**WORK REQUIRED:** Count the lines below that contain the word "ylabel", and reply with that number alone.

**PROVIDED MATERIAL:**

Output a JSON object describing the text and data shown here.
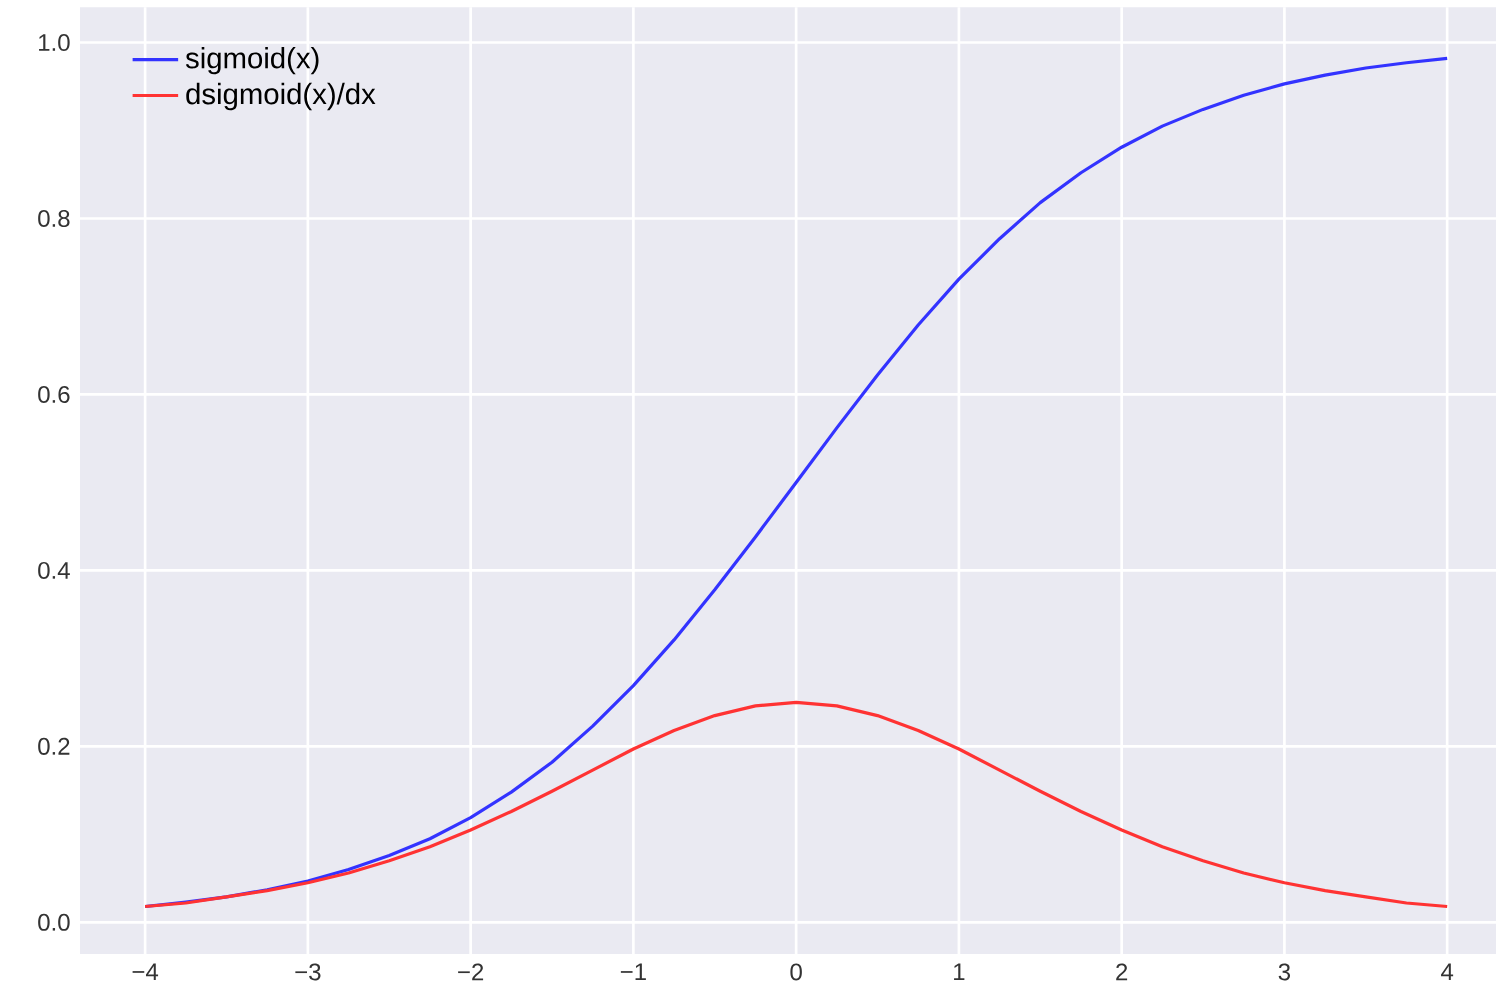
{
  "chart_data": {
    "type": "line",
    "x": [
      -4,
      -3.75,
      -3.5,
      -3.25,
      -3,
      -2.75,
      -2.5,
      -2.25,
      -2,
      -1.75,
      -1.5,
      -1.25,
      -1,
      -0.75,
      -0.5,
      -0.25,
      0,
      0.25,
      0.5,
      0.75,
      1,
      1.25,
      1.5,
      1.75,
      2,
      2.25,
      2.5,
      2.75,
      3,
      3.25,
      3.5,
      3.75,
      4
    ],
    "series": [
      {
        "name": "sigmoid(x)",
        "color": "#3333ff",
        "values": [
          0.018,
          0.023,
          0.029,
          0.037,
          0.047,
          0.06,
          0.076,
          0.095,
          0.119,
          0.148,
          0.182,
          0.223,
          0.269,
          0.321,
          0.378,
          0.438,
          0.5,
          0.562,
          0.622,
          0.679,
          0.731,
          0.777,
          0.818,
          0.852,
          0.881,
          0.905,
          0.924,
          0.94,
          0.953,
          0.963,
          0.971,
          0.977,
          0.982
        ]
      },
      {
        "name": "dsigmoid(x)/dx",
        "color": "#ff3333",
        "values": [
          0.018,
          0.022,
          0.029,
          0.036,
          0.045,
          0.056,
          0.07,
          0.086,
          0.105,
          0.126,
          0.149,
          0.173,
          0.197,
          0.218,
          0.235,
          0.246,
          0.25,
          0.246,
          0.235,
          0.218,
          0.197,
          0.173,
          0.149,
          0.126,
          0.105,
          0.086,
          0.07,
          0.056,
          0.045,
          0.036,
          0.029,
          0.022,
          0.018
        ]
      }
    ],
    "xlim": [
      -4.4,
      4.3
    ],
    "ylim": [
      -0.036,
      1.04
    ],
    "xticks": [
      {
        "value": -4,
        "label": "−4"
      },
      {
        "value": -3,
        "label": "−3"
      },
      {
        "value": -2,
        "label": "−2"
      },
      {
        "value": -1,
        "label": "−1"
      },
      0,
      1,
      2,
      3,
      4
    ],
    "yticks": [
      {
        "value": 0,
        "label": "0.0"
      },
      0.2,
      0.4,
      0.6,
      0.8,
      {
        "value": 1,
        "label": "1.0"
      }
    ],
    "grid": true,
    "legend": "top left"
  }
}
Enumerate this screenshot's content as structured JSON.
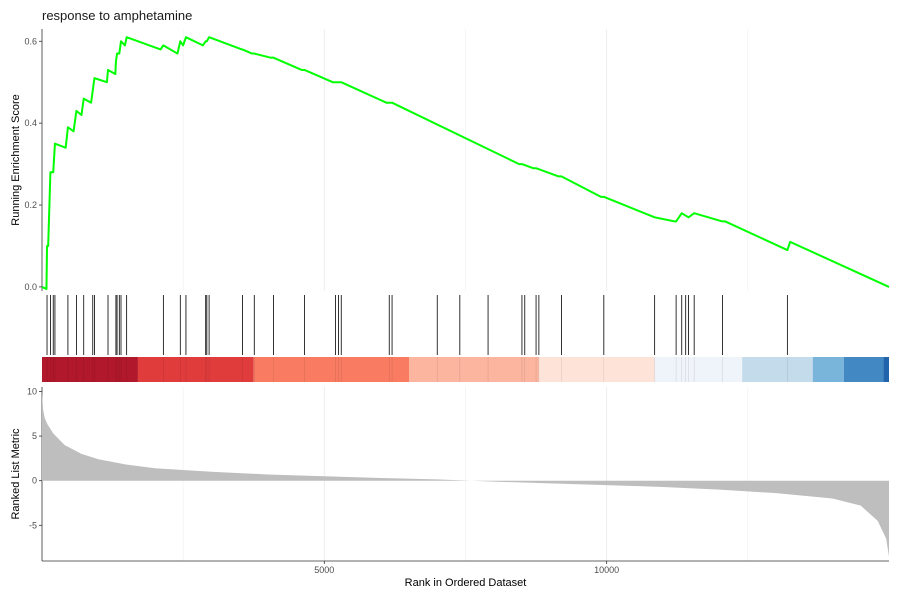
{
  "chart_data": {
    "type": "gsea-enrichment",
    "title": "response to amphetamine",
    "xlabel": "Rank in Ordered Dataset",
    "x_range": [
      1,
      15000
    ],
    "x_ticks": [
      5000,
      10000
    ],
    "x_tick_labels": [
      "5000",
      "10000"
    ],
    "es_panel": {
      "ylabel": "Running Enrichment Score",
      "ylim": [
        -0.01,
        0.63
      ],
      "y_ticks": [
        0.0,
        0.2,
        0.4,
        0.6
      ],
      "y_tick_labels": [
        "0.0",
        "0.2",
        "0.4",
        "0.6"
      ],
      "line_color": "#00ff00",
      "points": [
        [
          1,
          0
        ],
        [
          80,
          -0.005
        ],
        [
          90,
          0.1
        ],
        [
          110,
          0.1
        ],
        [
          150,
          0.28
        ],
        [
          200,
          0.28
        ],
        [
          230,
          0.35
        ],
        [
          420,
          0.34
        ],
        [
          460,
          0.39
        ],
        [
          560,
          0.38
        ],
        [
          610,
          0.43
        ],
        [
          700,
          0.42
        ],
        [
          740,
          0.46
        ],
        [
          870,
          0.45
        ],
        [
          900,
          0.48
        ],
        [
          930,
          0.51
        ],
        [
          1150,
          0.5
        ],
        [
          1170,
          0.53
        ],
        [
          1300,
          0.52
        ],
        [
          1310,
          0.55
        ],
        [
          1330,
          0.57
        ],
        [
          1370,
          0.57
        ],
        [
          1400,
          0.6
        ],
        [
          1470,
          0.59
        ],
        [
          1500,
          0.61
        ],
        [
          2100,
          0.58
        ],
        [
          2150,
          0.59
        ],
        [
          2400,
          0.57
        ],
        [
          2450,
          0.6
        ],
        [
          2500,
          0.59
        ],
        [
          2550,
          0.61
        ],
        [
          2850,
          0.59
        ],
        [
          2900,
          0.6
        ],
        [
          2920,
          0.6
        ],
        [
          2960,
          0.61
        ],
        [
          3540,
          0.58
        ],
        [
          3550,
          0.58
        ],
        [
          3720,
          0.57
        ],
        [
          3760,
          0.57
        ],
        [
          4050,
          0.56
        ],
        [
          4100,
          0.56
        ],
        [
          4600,
          0.53
        ],
        [
          4650,
          0.53
        ],
        [
          5150,
          0.5
        ],
        [
          5200,
          0.5
        ],
        [
          5250,
          0.5
        ],
        [
          5300,
          0.5
        ],
        [
          6100,
          0.45
        ],
        [
          6150,
          0.45
        ],
        [
          6200,
          0.45
        ],
        [
          8450,
          0.3
        ],
        [
          8500,
          0.3
        ],
        [
          8700,
          0.29
        ],
        [
          8750,
          0.29
        ],
        [
          9150,
          0.27
        ],
        [
          9200,
          0.27
        ],
        [
          9900,
          0.22
        ],
        [
          9950,
          0.22
        ],
        [
          10850,
          0.17
        ],
        [
          11200,
          0.16
        ],
        [
          11230,
          0.16
        ],
        [
          11330,
          0.18
        ],
        [
          11450,
          0.17
        ],
        [
          11550,
          0.18
        ],
        [
          12050,
          0.16
        ],
        [
          12100,
          0.16
        ],
        [
          13200,
          0.09
        ],
        [
          13250,
          0.11
        ],
        [
          15000,
          0.0
        ]
      ]
    },
    "hits": {
      "positions": [
        90,
        150,
        200,
        230,
        460,
        610,
        740,
        900,
        930,
        1170,
        1310,
        1330,
        1370,
        1400,
        1500,
        2150,
        2450,
        2550,
        2900,
        2920,
        2960,
        3550,
        3760,
        4100,
        4650,
        5200,
        5250,
        5300,
        6150,
        6200,
        7000,
        7400,
        7900,
        8500,
        8550,
        8750,
        8800,
        9200,
        9950,
        10850,
        11230,
        11330,
        11400,
        11450,
        11550,
        12050,
        13200
      ]
    },
    "color_bar": {
      "segments": [
        {
          "start": 1,
          "end": 1700,
          "color": "#b2182b"
        },
        {
          "start": 1700,
          "end": 3750,
          "color": "#e03c3c"
        },
        {
          "start": 3750,
          "end": 6500,
          "color": "#f97c62"
        },
        {
          "start": 6500,
          "end": 8800,
          "color": "#fcb59f"
        },
        {
          "start": 8800,
          "end": 10850,
          "color": "#fee4d8"
        },
        {
          "start": 10850,
          "end": 12400,
          "color": "#eff3fa"
        },
        {
          "start": 12400,
          "end": 13650,
          "color": "#c3dbeb"
        },
        {
          "start": 13650,
          "end": 14200,
          "color": "#79b4da"
        },
        {
          "start": 14200,
          "end": 14900,
          "color": "#4288c3"
        },
        {
          "start": 14900,
          "end": 15000,
          "color": "#2064ac"
        }
      ]
    },
    "metric_panel": {
      "ylabel": "Ranked List Metric",
      "ylim": [
        -9,
        10.5
      ],
      "y_ticks": [
        -5,
        0,
        5,
        10
      ],
      "y_tick_labels": [
        "-5",
        "0",
        "5",
        "10"
      ],
      "fill_color": "#bebebe",
      "points": [
        [
          1,
          10
        ],
        [
          20,
          8
        ],
        [
          50,
          7
        ],
        [
          100,
          6.3
        ],
        [
          200,
          5.3
        ],
        [
          400,
          4
        ],
        [
          700,
          3
        ],
        [
          1000,
          2.4
        ],
        [
          1500,
          1.8
        ],
        [
          2000,
          1.4
        ],
        [
          3000,
          1.0
        ],
        [
          4000,
          0.7
        ],
        [
          5000,
          0.5
        ],
        [
          6000,
          0.3
        ],
        [
          7000,
          0.15
        ],
        [
          7600,
          0
        ],
        [
          8000,
          -0.1
        ],
        [
          9000,
          -0.3
        ],
        [
          10000,
          -0.5
        ],
        [
          11000,
          -0.7
        ],
        [
          12000,
          -1.0
        ],
        [
          13000,
          -1.4
        ],
        [
          14000,
          -2
        ],
        [
          14500,
          -2.8
        ],
        [
          14800,
          -4.5
        ],
        [
          14950,
          -6.5
        ],
        [
          15000,
          -8.5
        ]
      ]
    },
    "grid": true,
    "legend": "none"
  }
}
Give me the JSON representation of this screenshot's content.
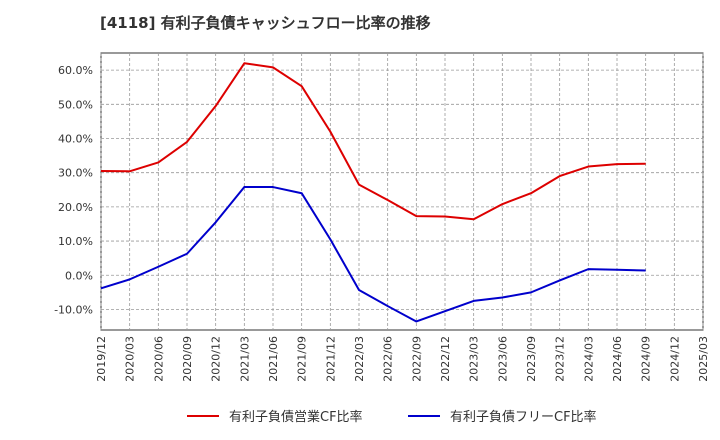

**REPLY:** 2